■ **What needs to be done**:
Below are some records; reproduce every one of them exactly.

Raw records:
·····

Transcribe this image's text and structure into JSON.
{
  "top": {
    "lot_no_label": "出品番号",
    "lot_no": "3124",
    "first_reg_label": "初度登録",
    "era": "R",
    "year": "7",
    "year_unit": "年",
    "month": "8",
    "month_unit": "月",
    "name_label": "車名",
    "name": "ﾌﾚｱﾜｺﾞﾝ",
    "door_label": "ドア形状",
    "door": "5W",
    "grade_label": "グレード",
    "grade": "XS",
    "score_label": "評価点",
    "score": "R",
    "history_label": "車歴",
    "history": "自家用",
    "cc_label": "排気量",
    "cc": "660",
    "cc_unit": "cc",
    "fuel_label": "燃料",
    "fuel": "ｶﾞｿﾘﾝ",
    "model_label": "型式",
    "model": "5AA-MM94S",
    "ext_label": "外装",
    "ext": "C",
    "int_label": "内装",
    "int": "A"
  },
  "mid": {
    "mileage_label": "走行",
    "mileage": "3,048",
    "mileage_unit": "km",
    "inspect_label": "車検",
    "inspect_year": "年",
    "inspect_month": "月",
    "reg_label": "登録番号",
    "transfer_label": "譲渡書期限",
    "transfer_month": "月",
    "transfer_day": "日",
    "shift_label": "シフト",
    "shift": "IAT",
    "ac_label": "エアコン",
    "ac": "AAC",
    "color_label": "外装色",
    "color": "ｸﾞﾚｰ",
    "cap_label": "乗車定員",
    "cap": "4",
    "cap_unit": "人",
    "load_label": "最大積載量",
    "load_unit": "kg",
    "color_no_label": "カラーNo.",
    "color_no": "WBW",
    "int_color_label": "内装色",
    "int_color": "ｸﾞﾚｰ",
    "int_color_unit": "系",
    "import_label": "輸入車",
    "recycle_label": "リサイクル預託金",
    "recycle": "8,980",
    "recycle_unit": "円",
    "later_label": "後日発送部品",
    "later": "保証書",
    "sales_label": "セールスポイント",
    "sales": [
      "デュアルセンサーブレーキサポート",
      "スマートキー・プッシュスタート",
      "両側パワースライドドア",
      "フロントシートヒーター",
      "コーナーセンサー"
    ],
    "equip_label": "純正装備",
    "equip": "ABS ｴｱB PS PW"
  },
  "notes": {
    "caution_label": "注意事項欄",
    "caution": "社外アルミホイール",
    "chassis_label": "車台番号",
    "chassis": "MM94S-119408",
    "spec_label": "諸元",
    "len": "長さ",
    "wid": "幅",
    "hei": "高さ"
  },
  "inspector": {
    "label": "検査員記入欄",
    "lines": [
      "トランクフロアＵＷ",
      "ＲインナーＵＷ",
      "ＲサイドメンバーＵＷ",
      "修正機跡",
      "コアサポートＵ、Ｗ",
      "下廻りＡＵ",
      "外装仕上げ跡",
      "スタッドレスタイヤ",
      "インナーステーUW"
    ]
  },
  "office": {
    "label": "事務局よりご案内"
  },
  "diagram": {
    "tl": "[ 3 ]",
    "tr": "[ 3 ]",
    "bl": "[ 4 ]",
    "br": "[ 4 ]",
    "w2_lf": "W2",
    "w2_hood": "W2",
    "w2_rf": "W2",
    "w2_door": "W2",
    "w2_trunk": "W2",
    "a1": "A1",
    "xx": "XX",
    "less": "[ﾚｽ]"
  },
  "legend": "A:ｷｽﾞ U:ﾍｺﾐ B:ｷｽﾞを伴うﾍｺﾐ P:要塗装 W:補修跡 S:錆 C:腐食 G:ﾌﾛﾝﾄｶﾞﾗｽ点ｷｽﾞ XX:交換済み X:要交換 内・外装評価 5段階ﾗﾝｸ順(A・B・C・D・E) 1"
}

·····

■ **The result**:
Transcribe this image's text and structure into JSON.
{
  "top": {
    "lot_no_label": "出品番号",
    "lot_no": "3124",
    "first_reg_label": "初度登録",
    "era": "R",
    "year": "7",
    "year_unit": "年",
    "month": "8",
    "month_unit": "月",
    "name_label": "車名",
    "name": "ﾌﾚｱﾜｺﾞﾝ",
    "door_label": "ドア形状",
    "door": "5W",
    "grade_label": "グレード",
    "grade": "XS",
    "score_label": "評価点",
    "score": "R",
    "history_label": "車歴",
    "history": "自家用",
    "cc_label": "排気量",
    "cc": "660",
    "cc_unit": "cc",
    "fuel_label": "燃料",
    "fuel": "ｶﾞｿﾘﾝ",
    "model_label": "型式",
    "model": "5AA-MM94S",
    "ext_label": "外装",
    "ext": "C",
    "int_label": "内装",
    "int": "A"
  },
  "mid": {
    "mileage_label": "走行",
    "mileage": "3,048",
    "mileage_unit": "km",
    "inspect_label": "車検",
    "inspect_year": "年",
    "inspect_month": "月",
    "reg_label": "登録番号",
    "transfer_label": "譲渡書期限",
    "transfer_month": "月",
    "transfer_day": "日",
    "shift_label": "シフト",
    "shift": "IAT",
    "ac_label": "エアコン",
    "ac": "AAC",
    "color_label": "外装色",
    "color": "ｸﾞﾚｰ",
    "cap_label": "乗車定員",
    "cap": "4",
    "cap_unit": "人",
    "load_label": "最大積載量",
    "load_unit": "kg",
    "color_no_label": "カラーNo.",
    "color_no": "WBW",
    "int_color_label": "内装色",
    "int_color": "ｸﾞﾚｰ",
    "int_color_unit": "系",
    "import_label": "輸入車",
    "recycle_label": "リサイクル預託金",
    "recycle": "8,980",
    "recycle_unit": "円",
    "later_label": "後日発送部品",
    "later": "保証書",
    "sales_label": "セールスポイント",
    "sales": [
      "デュアルセンサーブレーキサポート",
      "スマートキー・プッシュスタート",
      "両側パワースライドドア",
      "フロントシートヒーター",
      "コーナーセンサー"
    ],
    "equip_label": "純正装備",
    "equip": "ABS ｴｱB PS PW"
  },
  "notes": {
    "caution_label": "注意事項欄",
    "caution": "社外アルミホイール",
    "chassis_label": "車台番号",
    "chassis": "MM94S-119408",
    "spec_label": "諸元",
    "len": "長さ",
    "wid": "幅",
    "hei": "高さ"
  },
  "inspector": {
    "label": "検査員記入欄",
    "lines": [
      "トランクフロアＵＷ",
      "ＲインナーＵＷ",
      "ＲサイドメンバーＵＷ",
      "修正機跡",
      "コアサポートＵ、Ｗ",
      "下廻りＡＵ",
      "外装仕上げ跡",
      "スタッドレスタイヤ",
      "インナーステーUW"
    ]
  },
  "office": {
    "label": "事務局よりご案内"
  },
  "diagram": {
    "tl": "[ 3 ]",
    "tr": "[ 3 ]",
    "bl": "[ 4 ]",
    "br": "[ 4 ]",
    "w2_lf": "W2",
    "w2_hood": "W2",
    "w2_rf": "W2",
    "w2_door": "W2",
    "w2_trunk": "W2",
    "a1": "A1",
    "xx": "XX",
    "less": "[ﾚｽ]"
  },
  "legend": "A:ｷｽﾞ U:ﾍｺﾐ B:ｷｽﾞを伴うﾍｺﾐ P:要塗装 W:補修跡 S:錆 C:腐食 G:ﾌﾛﾝﾄｶﾞﾗｽ点ｷｽﾞ XX:交換済み X:要交換 内・外装評価 5段階ﾗﾝｸ順(A・B・C・D・E) 1"
}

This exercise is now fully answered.